DIRECTIVE: Identify the lines that contain the string "жүктелсін", then copy each of them.

EXTRACTED MATERIAL:

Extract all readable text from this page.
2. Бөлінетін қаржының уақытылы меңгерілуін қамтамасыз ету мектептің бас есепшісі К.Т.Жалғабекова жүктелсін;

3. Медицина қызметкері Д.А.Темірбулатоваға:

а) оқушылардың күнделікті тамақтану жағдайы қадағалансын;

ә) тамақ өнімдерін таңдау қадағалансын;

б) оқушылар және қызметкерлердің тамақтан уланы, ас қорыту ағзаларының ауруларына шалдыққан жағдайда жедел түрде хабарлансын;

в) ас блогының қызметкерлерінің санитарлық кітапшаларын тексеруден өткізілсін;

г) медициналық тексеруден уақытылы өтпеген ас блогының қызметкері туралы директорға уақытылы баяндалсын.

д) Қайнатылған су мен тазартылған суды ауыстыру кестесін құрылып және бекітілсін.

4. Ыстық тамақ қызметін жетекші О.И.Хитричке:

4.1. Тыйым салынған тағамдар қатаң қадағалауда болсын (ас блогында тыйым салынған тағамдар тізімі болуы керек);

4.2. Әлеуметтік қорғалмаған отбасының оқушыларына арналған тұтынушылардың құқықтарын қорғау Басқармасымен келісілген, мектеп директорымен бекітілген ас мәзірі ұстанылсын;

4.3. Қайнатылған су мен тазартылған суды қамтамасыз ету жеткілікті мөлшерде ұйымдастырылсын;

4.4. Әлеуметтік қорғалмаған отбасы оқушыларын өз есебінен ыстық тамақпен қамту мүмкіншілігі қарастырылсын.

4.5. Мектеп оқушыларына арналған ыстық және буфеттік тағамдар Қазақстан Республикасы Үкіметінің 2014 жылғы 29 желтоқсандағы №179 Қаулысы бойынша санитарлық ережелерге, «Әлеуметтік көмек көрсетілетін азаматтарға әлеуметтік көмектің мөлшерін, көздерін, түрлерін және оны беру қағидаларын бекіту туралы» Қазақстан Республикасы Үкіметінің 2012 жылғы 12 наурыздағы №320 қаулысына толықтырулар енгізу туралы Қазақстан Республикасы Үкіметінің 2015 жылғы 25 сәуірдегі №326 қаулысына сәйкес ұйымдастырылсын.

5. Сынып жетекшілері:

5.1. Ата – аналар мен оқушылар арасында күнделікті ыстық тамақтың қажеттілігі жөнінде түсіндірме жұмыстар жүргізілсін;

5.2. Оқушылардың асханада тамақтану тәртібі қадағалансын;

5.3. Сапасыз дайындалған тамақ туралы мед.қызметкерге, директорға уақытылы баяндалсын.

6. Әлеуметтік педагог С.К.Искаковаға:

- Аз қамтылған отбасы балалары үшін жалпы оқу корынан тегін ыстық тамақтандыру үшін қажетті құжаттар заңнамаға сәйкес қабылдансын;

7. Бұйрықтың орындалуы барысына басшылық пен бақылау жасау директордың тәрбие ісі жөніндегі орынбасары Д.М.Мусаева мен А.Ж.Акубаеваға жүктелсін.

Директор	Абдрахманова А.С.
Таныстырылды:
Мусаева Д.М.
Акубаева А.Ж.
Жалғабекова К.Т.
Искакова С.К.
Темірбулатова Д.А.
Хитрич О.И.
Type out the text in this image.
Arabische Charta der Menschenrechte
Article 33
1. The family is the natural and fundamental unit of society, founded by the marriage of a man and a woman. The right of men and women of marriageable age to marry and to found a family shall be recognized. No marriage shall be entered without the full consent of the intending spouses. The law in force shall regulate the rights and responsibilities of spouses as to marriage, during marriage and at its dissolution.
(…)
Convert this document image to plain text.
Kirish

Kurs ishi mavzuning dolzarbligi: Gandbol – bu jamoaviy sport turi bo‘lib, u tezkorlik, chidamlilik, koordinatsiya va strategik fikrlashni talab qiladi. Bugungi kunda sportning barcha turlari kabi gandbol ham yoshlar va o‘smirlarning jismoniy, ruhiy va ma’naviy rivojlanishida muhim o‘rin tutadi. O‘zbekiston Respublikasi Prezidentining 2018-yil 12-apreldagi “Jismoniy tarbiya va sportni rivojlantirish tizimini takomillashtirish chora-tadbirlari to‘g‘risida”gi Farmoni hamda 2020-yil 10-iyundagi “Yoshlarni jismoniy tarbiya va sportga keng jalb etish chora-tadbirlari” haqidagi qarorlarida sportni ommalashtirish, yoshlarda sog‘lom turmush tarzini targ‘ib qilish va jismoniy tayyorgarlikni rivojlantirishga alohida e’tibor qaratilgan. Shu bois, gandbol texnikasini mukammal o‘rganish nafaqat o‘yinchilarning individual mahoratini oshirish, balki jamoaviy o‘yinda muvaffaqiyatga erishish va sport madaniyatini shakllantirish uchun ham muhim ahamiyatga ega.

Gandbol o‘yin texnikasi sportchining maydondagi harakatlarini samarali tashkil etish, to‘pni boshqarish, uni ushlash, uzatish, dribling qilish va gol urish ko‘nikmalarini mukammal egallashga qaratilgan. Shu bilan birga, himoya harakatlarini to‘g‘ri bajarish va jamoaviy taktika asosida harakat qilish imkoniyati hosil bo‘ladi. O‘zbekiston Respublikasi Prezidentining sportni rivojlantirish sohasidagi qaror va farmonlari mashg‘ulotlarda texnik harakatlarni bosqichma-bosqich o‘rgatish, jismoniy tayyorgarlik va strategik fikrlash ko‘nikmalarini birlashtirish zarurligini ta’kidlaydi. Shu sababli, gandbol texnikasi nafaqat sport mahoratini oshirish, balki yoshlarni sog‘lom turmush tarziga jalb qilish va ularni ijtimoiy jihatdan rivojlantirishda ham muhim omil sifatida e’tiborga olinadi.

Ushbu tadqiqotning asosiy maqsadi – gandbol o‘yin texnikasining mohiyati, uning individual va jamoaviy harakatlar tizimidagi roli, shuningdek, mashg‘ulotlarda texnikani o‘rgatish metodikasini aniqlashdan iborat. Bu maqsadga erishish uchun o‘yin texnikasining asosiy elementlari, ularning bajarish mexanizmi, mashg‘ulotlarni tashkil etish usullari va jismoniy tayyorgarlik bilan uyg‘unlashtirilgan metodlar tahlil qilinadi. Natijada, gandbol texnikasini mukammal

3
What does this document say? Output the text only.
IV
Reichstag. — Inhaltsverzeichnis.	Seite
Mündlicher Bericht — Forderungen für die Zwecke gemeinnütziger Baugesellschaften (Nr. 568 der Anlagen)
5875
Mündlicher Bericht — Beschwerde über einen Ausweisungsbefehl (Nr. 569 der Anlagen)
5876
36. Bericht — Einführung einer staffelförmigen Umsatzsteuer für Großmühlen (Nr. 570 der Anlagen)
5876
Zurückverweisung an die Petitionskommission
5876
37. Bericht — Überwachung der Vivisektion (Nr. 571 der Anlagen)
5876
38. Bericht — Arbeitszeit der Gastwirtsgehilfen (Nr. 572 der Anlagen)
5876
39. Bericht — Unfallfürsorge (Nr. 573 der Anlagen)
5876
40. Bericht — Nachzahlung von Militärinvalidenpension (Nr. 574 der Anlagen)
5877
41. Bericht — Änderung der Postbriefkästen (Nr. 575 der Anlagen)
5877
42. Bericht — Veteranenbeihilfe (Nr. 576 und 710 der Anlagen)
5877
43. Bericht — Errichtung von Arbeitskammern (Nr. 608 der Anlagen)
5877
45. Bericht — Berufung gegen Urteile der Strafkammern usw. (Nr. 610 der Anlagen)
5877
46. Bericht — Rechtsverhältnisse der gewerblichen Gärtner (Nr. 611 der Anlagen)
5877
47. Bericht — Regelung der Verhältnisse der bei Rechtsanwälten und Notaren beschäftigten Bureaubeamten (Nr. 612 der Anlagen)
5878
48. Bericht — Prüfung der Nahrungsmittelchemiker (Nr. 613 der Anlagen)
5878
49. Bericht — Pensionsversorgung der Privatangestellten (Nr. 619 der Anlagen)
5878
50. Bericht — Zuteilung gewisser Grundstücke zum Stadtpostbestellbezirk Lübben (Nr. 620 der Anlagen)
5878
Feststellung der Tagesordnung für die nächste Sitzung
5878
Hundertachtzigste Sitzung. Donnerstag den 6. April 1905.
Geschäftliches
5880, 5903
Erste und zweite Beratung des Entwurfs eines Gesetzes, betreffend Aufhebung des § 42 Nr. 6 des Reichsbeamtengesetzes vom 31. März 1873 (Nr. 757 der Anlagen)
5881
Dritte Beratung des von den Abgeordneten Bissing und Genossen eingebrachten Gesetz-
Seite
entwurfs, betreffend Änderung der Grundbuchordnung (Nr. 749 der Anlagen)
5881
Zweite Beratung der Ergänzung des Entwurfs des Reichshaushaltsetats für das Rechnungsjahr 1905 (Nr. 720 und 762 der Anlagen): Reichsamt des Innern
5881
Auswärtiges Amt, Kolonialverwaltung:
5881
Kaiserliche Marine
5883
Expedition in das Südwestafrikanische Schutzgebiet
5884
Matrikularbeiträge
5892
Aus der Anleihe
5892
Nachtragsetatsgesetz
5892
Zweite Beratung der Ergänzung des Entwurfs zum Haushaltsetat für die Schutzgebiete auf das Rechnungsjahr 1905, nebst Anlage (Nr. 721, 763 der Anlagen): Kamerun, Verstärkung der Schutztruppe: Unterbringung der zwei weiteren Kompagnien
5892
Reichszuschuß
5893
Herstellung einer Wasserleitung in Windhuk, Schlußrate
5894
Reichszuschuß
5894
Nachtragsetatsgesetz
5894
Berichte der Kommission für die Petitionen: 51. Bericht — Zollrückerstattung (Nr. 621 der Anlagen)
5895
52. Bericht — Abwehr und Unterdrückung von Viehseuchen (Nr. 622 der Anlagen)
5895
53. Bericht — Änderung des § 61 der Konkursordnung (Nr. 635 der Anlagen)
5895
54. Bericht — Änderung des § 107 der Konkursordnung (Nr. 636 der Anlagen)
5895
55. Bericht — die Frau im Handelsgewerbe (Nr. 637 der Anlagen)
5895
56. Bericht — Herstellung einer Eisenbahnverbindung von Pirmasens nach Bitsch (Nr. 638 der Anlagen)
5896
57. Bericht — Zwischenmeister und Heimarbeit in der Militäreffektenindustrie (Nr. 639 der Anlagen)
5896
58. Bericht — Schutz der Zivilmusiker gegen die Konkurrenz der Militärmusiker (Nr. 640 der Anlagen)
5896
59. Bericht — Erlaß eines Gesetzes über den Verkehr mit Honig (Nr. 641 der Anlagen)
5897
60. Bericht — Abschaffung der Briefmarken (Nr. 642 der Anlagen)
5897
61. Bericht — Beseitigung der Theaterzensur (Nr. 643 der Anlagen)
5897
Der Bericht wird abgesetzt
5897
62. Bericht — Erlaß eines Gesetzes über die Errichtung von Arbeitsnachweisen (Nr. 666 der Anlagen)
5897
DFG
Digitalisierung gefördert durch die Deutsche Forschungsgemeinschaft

SOLUTION FOR THIS TASK:
2. Бөлінетін қаржының уақытылы меңгерілуін қамтамасыз ету мектептің бас есепшісі К.Т.Жалғабекова жүктелсін;
7. Бұйрықтың орындалуы барысына басшылық пен бақылау жасау директордың тәрбие ісі жөніндегі орынбасары Д.М.Мусаева мен А.Ж.Акубаеваға жүктелсін.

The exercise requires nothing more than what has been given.